** Written instruction **
Every line of the material below should be repeated exactly.

Records from a collection of figures
* START *

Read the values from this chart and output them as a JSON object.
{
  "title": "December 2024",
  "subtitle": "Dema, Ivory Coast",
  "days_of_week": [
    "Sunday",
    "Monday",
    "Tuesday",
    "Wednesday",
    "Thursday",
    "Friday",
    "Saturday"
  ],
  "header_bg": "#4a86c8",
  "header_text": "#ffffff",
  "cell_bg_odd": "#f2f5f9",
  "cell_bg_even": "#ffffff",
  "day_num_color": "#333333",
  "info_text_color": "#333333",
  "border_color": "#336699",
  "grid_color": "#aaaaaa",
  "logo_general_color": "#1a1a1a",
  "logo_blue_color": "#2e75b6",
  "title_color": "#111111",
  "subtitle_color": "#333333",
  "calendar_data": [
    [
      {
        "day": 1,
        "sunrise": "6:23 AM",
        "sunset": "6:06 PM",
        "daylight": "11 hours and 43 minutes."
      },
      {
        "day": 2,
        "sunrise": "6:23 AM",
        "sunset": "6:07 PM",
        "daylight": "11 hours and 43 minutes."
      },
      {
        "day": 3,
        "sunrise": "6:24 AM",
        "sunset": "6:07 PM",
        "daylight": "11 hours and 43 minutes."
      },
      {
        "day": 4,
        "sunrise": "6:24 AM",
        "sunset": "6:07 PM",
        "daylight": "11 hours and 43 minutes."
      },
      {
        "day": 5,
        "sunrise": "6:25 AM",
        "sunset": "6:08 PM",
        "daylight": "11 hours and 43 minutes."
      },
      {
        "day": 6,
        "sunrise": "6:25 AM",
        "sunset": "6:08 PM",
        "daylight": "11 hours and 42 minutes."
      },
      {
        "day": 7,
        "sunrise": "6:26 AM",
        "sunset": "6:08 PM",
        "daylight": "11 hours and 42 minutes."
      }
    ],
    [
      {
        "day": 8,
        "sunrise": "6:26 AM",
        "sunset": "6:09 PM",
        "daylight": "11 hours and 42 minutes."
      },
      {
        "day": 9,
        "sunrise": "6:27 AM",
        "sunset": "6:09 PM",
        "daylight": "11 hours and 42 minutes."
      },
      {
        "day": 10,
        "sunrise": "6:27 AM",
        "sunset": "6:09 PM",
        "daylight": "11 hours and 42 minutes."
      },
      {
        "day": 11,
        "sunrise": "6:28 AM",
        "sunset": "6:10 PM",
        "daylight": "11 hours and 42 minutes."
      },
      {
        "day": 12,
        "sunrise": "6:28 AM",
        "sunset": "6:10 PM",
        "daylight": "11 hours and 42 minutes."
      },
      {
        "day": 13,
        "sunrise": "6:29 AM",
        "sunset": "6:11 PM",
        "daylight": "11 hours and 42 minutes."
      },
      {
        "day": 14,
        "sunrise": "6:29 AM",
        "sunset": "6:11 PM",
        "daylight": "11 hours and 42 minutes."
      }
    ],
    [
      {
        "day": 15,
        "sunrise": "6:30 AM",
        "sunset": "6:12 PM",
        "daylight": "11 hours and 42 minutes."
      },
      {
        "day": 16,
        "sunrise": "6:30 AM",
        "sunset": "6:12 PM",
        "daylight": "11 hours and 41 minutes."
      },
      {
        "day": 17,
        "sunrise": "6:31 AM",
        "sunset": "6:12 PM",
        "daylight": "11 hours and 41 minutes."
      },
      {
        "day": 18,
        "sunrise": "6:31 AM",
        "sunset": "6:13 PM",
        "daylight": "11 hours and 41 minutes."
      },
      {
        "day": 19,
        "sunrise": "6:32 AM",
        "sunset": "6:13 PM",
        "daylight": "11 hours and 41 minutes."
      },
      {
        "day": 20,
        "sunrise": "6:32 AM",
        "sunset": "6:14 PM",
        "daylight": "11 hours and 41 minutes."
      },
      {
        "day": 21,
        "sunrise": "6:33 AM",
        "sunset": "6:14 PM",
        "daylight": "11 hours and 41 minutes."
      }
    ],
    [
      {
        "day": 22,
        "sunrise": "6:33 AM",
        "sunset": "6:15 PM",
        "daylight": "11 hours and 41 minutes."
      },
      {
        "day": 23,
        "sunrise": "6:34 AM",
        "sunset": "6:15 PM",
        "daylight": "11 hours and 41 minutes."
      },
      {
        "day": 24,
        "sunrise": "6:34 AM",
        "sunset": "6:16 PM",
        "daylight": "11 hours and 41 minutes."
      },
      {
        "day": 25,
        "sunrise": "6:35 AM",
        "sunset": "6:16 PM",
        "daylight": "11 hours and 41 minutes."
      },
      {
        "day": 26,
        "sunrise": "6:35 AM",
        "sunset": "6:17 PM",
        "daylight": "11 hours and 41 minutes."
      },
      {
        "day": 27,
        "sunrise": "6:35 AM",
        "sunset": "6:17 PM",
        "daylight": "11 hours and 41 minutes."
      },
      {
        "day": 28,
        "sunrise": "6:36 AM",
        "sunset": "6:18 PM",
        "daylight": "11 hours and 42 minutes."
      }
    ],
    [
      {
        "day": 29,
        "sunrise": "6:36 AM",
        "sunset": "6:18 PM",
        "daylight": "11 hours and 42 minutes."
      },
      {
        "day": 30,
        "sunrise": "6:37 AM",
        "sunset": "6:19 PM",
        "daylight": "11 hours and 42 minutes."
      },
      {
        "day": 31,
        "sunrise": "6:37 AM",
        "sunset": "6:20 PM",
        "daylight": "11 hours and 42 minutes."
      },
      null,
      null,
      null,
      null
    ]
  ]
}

* END *

** Answer in full **
Read the values from this chart and output them as a JSON object.
{
  "title": "December 2024",
  "subtitle": "Dema, Ivory Coast",
  "days_of_week": [
    "Sunday",
    "Monday",
    "Tuesday",
    "Wednesday",
    "Thursday",
    "Friday",
    "Saturday"
  ],
  "header_bg": "#4a86c8",
  "header_text": "#ffffff",
  "cell_bg_odd": "#f2f5f9",
  "cell_bg_even": "#ffffff",
  "day_num_color": "#333333",
  "info_text_color": "#333333",
  "border_color": "#336699",
  "grid_color": "#aaaaaa",
  "logo_general_color": "#1a1a1a",
  "logo_blue_color": "#2e75b6",
  "title_color": "#111111",
  "subtitle_color": "#333333",
  "calendar_data": [
    [
      {
        "day": 1,
        "sunrise": "6:23 AM",
        "sunset": "6:06 PM",
        "daylight": "11 hours and 43 minutes."
      },
      {
        "day": 2,
        "sunrise": "6:23 AM",
        "sunset": "6:07 PM",
        "daylight": "11 hours and 43 minutes."
      },
      {
        "day": 3,
        "sunrise": "6:24 AM",
        "sunset": "6:07 PM",
        "daylight": "11 hours and 43 minutes."
      },
      {
        "day": 4,
        "sunrise": "6:24 AM",
        "sunset": "6:07 PM",
        "daylight": "11 hours and 43 minutes."
      },
      {
        "day": 5,
        "sunrise": "6:25 AM",
        "sunset": "6:08 PM",
        "daylight": "11 hours and 43 minutes."
      },
      {
        "day": 6,
        "sunrise": "6:25 AM",
        "sunset": "6:08 PM",
        "daylight": "11 hours and 42 minutes."
      },
      {
        "day": 7,
        "sunrise": "6:26 AM",
        "sunset": "6:08 PM",
        "daylight": "11 hours and 42 minutes."
      }
    ],
    [
      {
        "day": 8,
        "sunrise": "6:26 AM",
        "sunset": "6:09 PM",
        "daylight": "11 hours and 42 minutes."
      },
      {
        "day": 9,
        "sunrise": "6:27 AM",
        "sunset": "6:09 PM",
        "daylight": "11 hours and 42 minutes."
      },
      {
        "day": 10,
        "sunrise": "6:27 AM",
        "sunset": "6:09 PM",
        "daylight": "11 hours and 42 minutes."
      },
      {
        "day": 11,
        "sunrise": "6:28 AM",
        "sunset": "6:10 PM",
        "daylight": "11 hours and 42 minutes."
      },
      {
        "day": 12,
        "sunrise": "6:28 AM",
        "sunset": "6:10 PM",
        "daylight": "11 hours and 42 minutes."
      },
      {
        "day": 13,
        "sunrise": "6:29 AM",
        "sunset": "6:11 PM",
        "daylight": "11 hours and 42 minutes."
      },
      {
        "day": 14,
        "sunrise": "6:29 AM",
        "sunset": "6:11 PM",
        "daylight": "11 hours and 42 minutes."
      }
    ],
    [
      {
        "day": 15,
        "sunrise": "6:30 AM",
        "sunset": "6:12 PM",
        "daylight": "11 hours and 42 minutes."
      },
      {
        "day": 16,
        "sunrise": "6:30 AM",
        "sunset": "6:12 PM",
        "daylight": "11 hours and 41 minutes."
      },
      {
        "day": 17,
        "sunrise": "6:31 AM",
        "sunset": "6:12 PM",
        "daylight": "11 hours and 41 minutes."
      },
      {
        "day": 18,
        "sunrise": "6:31 AM",
        "sunset": "6:13 PM",
        "daylight": "11 hours and 41 minutes."
      },
      {
        "day": 19,
        "sunrise": "6:32 AM",
        "sunset": "6:13 PM",
        "daylight": "11 hours and 41 minutes."
      },
      {
        "day": 20,
        "sunrise": "6:32 AM",
        "sunset": "6:14 PM",
        "daylight": "11 hours and 41 minutes."
      },
      {
        "day": 21,
        "sunrise": "6:33 AM",
        "sunset": "6:14 PM",
        "daylight": "11 hours and 41 minutes."
      }
    ],
    [
      {
        "day": 22,
        "sunrise": "6:33 AM",
        "sunset": "6:15 PM",
        "daylight": "11 hours and 41 minutes."
      },
      {
        "day": 23,
        "sunrise": "6:34 AM",
        "sunset": "6:15 PM",
        "daylight": "11 hours and 41 minutes."
      },
      {
        "day": 24,
        "sunrise": "6:34 AM",
        "sunset": "6:16 PM",
        "daylight": "11 hours and 41 minutes."
      },
      {
        "day": 25,
        "sunrise": "6:35 AM",
        "sunset": "6:16 PM",
        "daylight": "11 hours and 41 minutes."
      },
      {
        "day": 26,
        "sunrise": "6:35 AM",
        "sunset": "6:17 PM",
        "daylight": "11 hours and 41 minutes."
      },
      {
        "day": 27,
        "sunrise": "6:35 AM",
        "sunset": "6:17 PM",
        "daylight": "11 hours and 41 minutes."
      },
      {
        "day": 28,
        "sunrise": "6:36 AM",
        "sunset": "6:18 PM",
        "daylight": "11 hours and 42 minutes."
      }
    ],
    [
      {
        "day": 29,
        "sunrise": "6:36 AM",
        "sunset": "6:18 PM",
        "daylight": "11 hours and 42 minutes."
      },
      {
        "day": 30,
        "sunrise": "6:37 AM",
        "sunset": "6:19 PM",
        "daylight": "11 hours and 42 minutes."
      },
      {
        "day": 31,
        "sunrise": "6:37 AM",
        "sunset": "6:20 PM",
        "daylight": "11 hours and 42 minutes."
      },
      null,
      null,
      null,
      null
    ]
  ]
}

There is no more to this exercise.